## What the exercise asks
Read the lines that follow and pick out every one containing the word "music".
:::
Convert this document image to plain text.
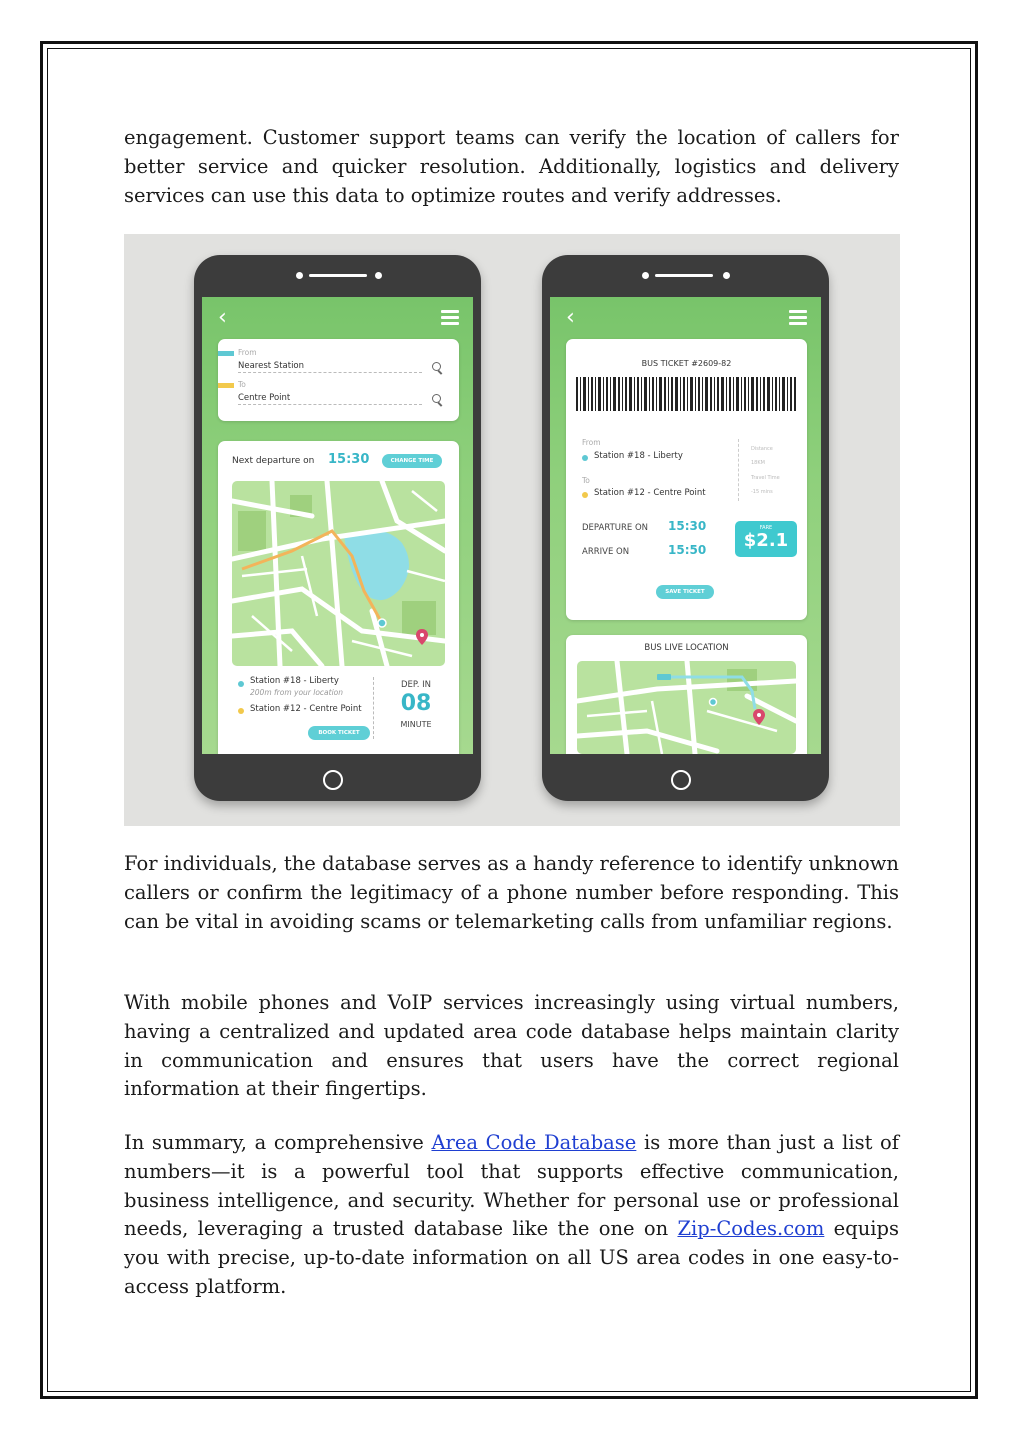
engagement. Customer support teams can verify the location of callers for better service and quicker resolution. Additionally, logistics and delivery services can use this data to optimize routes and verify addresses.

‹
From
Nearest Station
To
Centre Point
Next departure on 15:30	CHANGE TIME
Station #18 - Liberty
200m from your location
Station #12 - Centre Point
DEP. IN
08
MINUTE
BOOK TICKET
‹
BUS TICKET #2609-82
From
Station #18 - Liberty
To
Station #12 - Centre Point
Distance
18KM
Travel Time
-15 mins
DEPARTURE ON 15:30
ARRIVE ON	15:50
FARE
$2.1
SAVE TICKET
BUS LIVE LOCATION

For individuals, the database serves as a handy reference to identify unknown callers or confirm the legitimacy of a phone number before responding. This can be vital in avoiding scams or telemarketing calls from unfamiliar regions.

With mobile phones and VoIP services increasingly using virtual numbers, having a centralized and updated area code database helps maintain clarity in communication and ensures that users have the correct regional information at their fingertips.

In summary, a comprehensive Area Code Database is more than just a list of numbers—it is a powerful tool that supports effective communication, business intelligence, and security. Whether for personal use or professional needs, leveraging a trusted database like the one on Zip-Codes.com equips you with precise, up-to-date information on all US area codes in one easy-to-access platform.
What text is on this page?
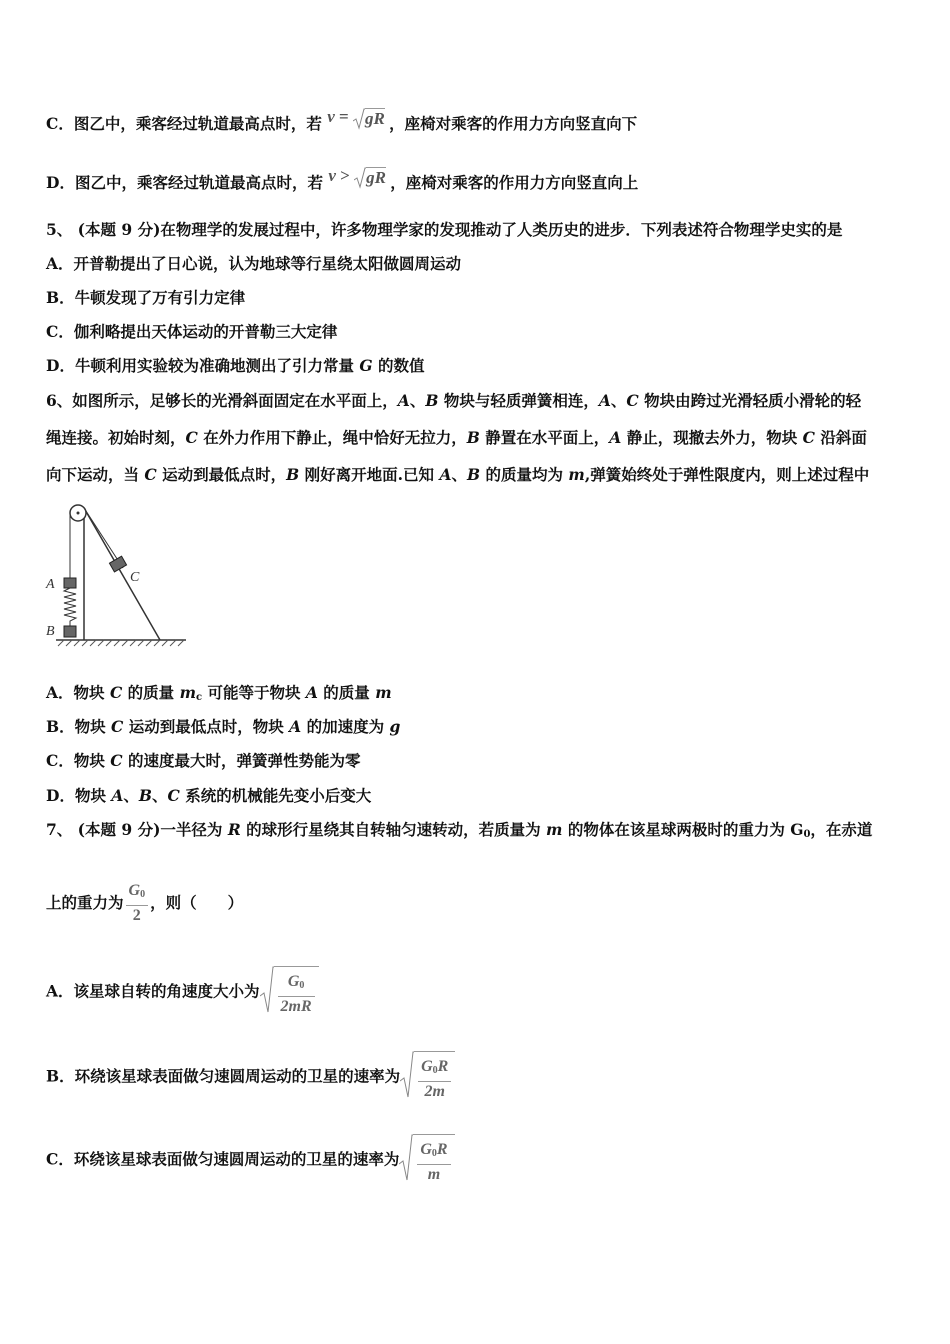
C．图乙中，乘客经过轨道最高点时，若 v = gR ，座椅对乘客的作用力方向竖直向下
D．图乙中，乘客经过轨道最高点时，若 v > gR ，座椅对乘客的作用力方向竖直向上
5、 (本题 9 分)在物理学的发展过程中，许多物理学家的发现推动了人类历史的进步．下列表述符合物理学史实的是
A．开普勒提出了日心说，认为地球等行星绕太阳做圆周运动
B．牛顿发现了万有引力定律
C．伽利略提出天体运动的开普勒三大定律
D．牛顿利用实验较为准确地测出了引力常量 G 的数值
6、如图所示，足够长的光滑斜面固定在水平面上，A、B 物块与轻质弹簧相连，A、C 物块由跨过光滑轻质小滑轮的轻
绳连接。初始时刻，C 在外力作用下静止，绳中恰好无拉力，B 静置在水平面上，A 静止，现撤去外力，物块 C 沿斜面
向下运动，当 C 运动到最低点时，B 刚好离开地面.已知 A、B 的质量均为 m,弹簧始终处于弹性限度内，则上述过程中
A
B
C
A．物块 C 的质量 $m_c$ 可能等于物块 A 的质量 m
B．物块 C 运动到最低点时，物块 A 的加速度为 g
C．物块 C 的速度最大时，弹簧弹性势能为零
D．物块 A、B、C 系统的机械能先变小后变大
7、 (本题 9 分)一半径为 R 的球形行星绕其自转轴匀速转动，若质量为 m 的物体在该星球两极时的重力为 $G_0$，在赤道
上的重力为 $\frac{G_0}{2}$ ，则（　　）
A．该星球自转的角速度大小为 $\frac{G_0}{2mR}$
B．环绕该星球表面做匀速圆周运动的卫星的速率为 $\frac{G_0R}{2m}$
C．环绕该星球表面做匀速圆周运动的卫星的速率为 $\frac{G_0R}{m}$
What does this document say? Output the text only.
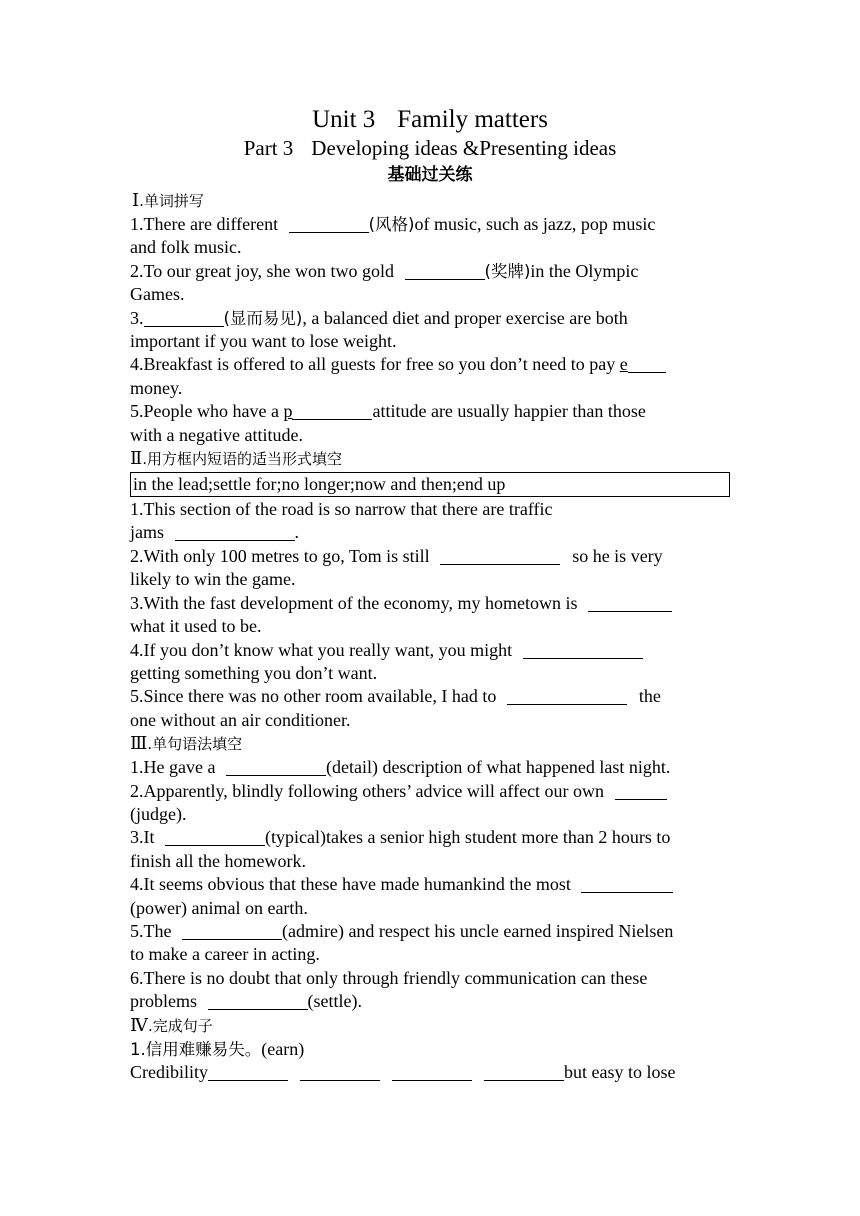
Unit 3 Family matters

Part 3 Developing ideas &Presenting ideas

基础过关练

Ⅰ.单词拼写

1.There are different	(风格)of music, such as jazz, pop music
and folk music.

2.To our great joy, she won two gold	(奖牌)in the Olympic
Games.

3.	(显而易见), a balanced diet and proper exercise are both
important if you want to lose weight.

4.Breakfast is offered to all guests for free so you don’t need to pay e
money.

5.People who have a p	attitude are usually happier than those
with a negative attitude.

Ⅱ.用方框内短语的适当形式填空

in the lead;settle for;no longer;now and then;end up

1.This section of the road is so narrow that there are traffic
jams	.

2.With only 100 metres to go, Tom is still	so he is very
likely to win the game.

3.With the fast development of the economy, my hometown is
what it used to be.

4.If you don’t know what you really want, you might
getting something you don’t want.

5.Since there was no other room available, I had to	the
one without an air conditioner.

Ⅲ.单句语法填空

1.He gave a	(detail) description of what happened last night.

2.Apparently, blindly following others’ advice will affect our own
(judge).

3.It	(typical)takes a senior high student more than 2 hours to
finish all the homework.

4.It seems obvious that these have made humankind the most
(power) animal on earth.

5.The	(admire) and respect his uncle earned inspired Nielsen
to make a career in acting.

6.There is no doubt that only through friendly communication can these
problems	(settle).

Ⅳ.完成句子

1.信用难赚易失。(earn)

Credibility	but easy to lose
:::
## Result
1.There are different	(风格)of music, such as jazz, pop music
and folk music.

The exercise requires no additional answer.